Task directions: Print out the entries below with no edits.

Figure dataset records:

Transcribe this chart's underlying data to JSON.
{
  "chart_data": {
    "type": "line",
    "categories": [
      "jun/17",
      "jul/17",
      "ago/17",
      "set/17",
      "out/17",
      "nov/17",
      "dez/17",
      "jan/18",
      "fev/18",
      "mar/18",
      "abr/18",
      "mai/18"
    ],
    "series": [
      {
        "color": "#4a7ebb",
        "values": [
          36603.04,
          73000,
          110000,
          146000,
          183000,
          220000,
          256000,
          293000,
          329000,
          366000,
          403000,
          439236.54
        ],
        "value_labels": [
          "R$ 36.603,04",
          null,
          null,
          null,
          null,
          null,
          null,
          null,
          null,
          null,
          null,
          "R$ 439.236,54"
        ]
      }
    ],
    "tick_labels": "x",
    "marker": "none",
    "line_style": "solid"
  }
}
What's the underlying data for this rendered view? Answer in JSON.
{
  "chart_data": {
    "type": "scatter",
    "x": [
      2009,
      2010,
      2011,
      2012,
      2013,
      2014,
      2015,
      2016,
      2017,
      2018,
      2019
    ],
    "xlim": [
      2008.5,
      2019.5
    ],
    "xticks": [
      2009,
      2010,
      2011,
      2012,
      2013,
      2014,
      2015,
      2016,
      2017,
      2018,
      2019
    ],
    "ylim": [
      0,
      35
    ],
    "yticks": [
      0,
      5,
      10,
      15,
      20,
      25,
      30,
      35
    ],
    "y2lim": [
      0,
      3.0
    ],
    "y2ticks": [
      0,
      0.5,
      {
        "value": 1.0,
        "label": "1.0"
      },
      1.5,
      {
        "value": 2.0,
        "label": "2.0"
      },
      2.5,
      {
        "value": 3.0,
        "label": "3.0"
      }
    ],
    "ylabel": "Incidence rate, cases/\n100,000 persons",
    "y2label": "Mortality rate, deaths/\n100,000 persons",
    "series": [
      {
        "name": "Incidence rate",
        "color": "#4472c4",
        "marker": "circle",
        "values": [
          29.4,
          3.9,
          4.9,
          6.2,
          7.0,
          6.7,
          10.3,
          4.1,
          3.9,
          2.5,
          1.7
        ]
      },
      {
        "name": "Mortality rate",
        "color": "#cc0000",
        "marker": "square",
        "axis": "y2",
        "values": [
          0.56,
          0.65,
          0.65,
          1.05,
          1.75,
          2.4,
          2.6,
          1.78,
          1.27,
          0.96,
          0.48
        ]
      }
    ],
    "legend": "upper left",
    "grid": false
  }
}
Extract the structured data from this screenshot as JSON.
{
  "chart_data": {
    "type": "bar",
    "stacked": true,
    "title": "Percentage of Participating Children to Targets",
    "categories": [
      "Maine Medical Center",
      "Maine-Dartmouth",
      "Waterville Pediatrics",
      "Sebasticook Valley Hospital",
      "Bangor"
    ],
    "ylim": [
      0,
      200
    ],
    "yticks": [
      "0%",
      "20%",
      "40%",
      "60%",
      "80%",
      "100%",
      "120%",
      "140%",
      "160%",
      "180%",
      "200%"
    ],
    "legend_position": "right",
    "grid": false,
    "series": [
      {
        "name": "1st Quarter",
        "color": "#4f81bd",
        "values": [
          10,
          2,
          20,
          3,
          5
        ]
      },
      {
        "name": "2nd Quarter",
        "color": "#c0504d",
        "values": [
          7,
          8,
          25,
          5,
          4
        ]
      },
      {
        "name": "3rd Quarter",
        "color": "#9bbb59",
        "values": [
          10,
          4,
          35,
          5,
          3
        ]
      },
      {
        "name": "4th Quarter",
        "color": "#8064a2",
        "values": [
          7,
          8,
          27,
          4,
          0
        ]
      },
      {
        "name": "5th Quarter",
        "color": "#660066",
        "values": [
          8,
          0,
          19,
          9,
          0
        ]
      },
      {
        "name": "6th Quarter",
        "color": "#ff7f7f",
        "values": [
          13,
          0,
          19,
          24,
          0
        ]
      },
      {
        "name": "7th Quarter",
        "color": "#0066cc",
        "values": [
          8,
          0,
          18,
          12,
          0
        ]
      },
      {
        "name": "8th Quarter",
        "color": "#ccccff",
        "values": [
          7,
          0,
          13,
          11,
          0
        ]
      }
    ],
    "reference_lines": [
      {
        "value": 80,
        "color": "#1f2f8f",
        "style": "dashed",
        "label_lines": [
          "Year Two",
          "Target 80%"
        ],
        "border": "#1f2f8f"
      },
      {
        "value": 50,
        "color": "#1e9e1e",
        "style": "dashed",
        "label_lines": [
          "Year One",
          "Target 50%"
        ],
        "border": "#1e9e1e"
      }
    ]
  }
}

Complete response:
Transcribe this chart's underlying data to JSON.
{
  "chart_data": {
    "type": "line",
    "categories": [
      "jun/17",
      "jul/17",
      "ago/17",
      "set/17",
      "out/17",
      "nov/17",
      "dez/17",
      "jan/18",
      "fev/18",
      "mar/18",
      "abr/18",
      "mai/18"
    ],
    "series": [
      {
        "color": "#4a7ebb",
        "values": [
          36603.04,
          73000,
          110000,
          146000,
          183000,
          220000,
          256000,
          293000,
          329000,
          366000,
          403000,
          439236.54
        ],
        "value_labels": [
          "R$ 36.603,04",
          null,
          null,
          null,
          null,
          null,
          null,
          null,
          null,
          null,
          null,
          "R$ 439.236,54"
        ]
      }
    ],
    "tick_labels": "x",
    "marker": "none",
    "line_style": "solid"
  }
}
What's the underlying data for this rendered view? Answer in JSON.
{
  "chart_data": {
    "type": "scatter",
    "x": [
      2009,
      2010,
      2011,
      2012,
      2013,
      2014,
      2015,
      2016,
      2017,
      2018,
      2019
    ],
    "xlim": [
      2008.5,
      2019.5
    ],
    "xticks": [
      2009,
      2010,
      2011,
      2012,
      2013,
      2014,
      2015,
      2016,
      2017,
      2018,
      2019
    ],
    "ylim": [
      0,
      35
    ],
    "yticks": [
      0,
      5,
      10,
      15,
      20,
      25,
      30,
      35
    ],
    "y2lim": [
      0,
      3.0
    ],
    "y2ticks": [
      0,
      0.5,
      {
        "value": 1.0,
        "label": "1.0"
      },
      1.5,
      {
        "value": 2.0,
        "label": "2.0"
      },
      2.5,
      {
        "value": 3.0,
        "label": "3.0"
      }
    ],
    "ylabel": "Incidence rate, cases/\n100,000 persons",
    "y2label": "Mortality rate, deaths/\n100,000 persons",
    "series": [
      {
        "name": "Incidence rate",
        "color": "#4472c4",
        "marker": "circle",
        "values": [
          29.4,
          3.9,
          4.9,
          6.2,
          7.0,
          6.7,
          10.3,
          4.1,
          3.9,
          2.5,
          1.7
        ]
      },
      {
        "name": "Mortality rate",
        "color": "#cc0000",
        "marker": "square",
        "axis": "y2",
        "values": [
          0.56,
          0.65,
          0.65,
          1.05,
          1.75,
          2.4,
          2.6,
          1.78,
          1.27,
          0.96,
          0.48
        ]
      }
    ],
    "legend": "upper left",
    "grid": false
  }
}
Extract the structured data from this screenshot as JSON.
{
  "chart_data": {
    "type": "bar",
    "stacked": true,
    "title": "Percentage of Participating Children to Targets",
    "categories": [
      "Maine Medical Center",
      "Maine-Dartmouth",
      "Waterville Pediatrics",
      "Sebasticook Valley Hospital",
      "Bangor"
    ],
    "ylim": [
      0,
      200
    ],
    "yticks": [
      "0%",
      "20%",
      "40%",
      "60%",
      "80%",
      "100%",
      "120%",
      "140%",
      "160%",
      "180%",
      "200%"
    ],
    "legend_position": "right",
    "grid": false,
    "series": [
      {
        "name": "1st Quarter",
        "color": "#4f81bd",
        "values": [
          10,
          2,
          20,
          3,
          5
        ]
      },
      {
        "name": "2nd Quarter",
        "color": "#c0504d",
        "values": [
          7,
          8,
          25,
          5,
          4
        ]
      },
      {
        "name": "3rd Quarter",
        "color": "#9bbb59",
        "values": [
          10,
          4,
          35,
          5,
          3
        ]
      },
      {
        "name": "4th Quarter",
        "color": "#8064a2",
        "values": [
          7,
          8,
          27,
          4,
          0
        ]
      },
      {
        "name": "5th Quarter",
        "color": "#660066",
        "values": [
          8,
          0,
          19,
          9,
          0
        ]
      },
      {
        "name": "6th Quarter",
        "color": "#ff7f7f",
        "values": [
          13,
          0,
          19,
          24,
          0
        ]
      },
      {
        "name": "7th Quarter",
        "color": "#0066cc",
        "values": [
          8,
          0,
          18,
          12,
          0
        ]
      },
      {
        "name": "8th Quarter",
        "color": "#ccccff",
        "values": [
          7,
          0,
          13,
          11,
          0
        ]
      }
    ],
    "reference_lines": [
      {
        "value": 80,
        "color": "#1f2f8f",
        "style": "dashed",
        "label_lines": [
          "Year Two",
          "Target 80%"
        ],
        "border": "#1f2f8f"
      },
      {
        "value": 50,
        "color": "#1e9e1e",
        "style": "dashed",
        "label_lines": [
          "Year One",
          "Target 50%"
        ],
        "border": "#1e9e1e"
      }
    ]
  }
}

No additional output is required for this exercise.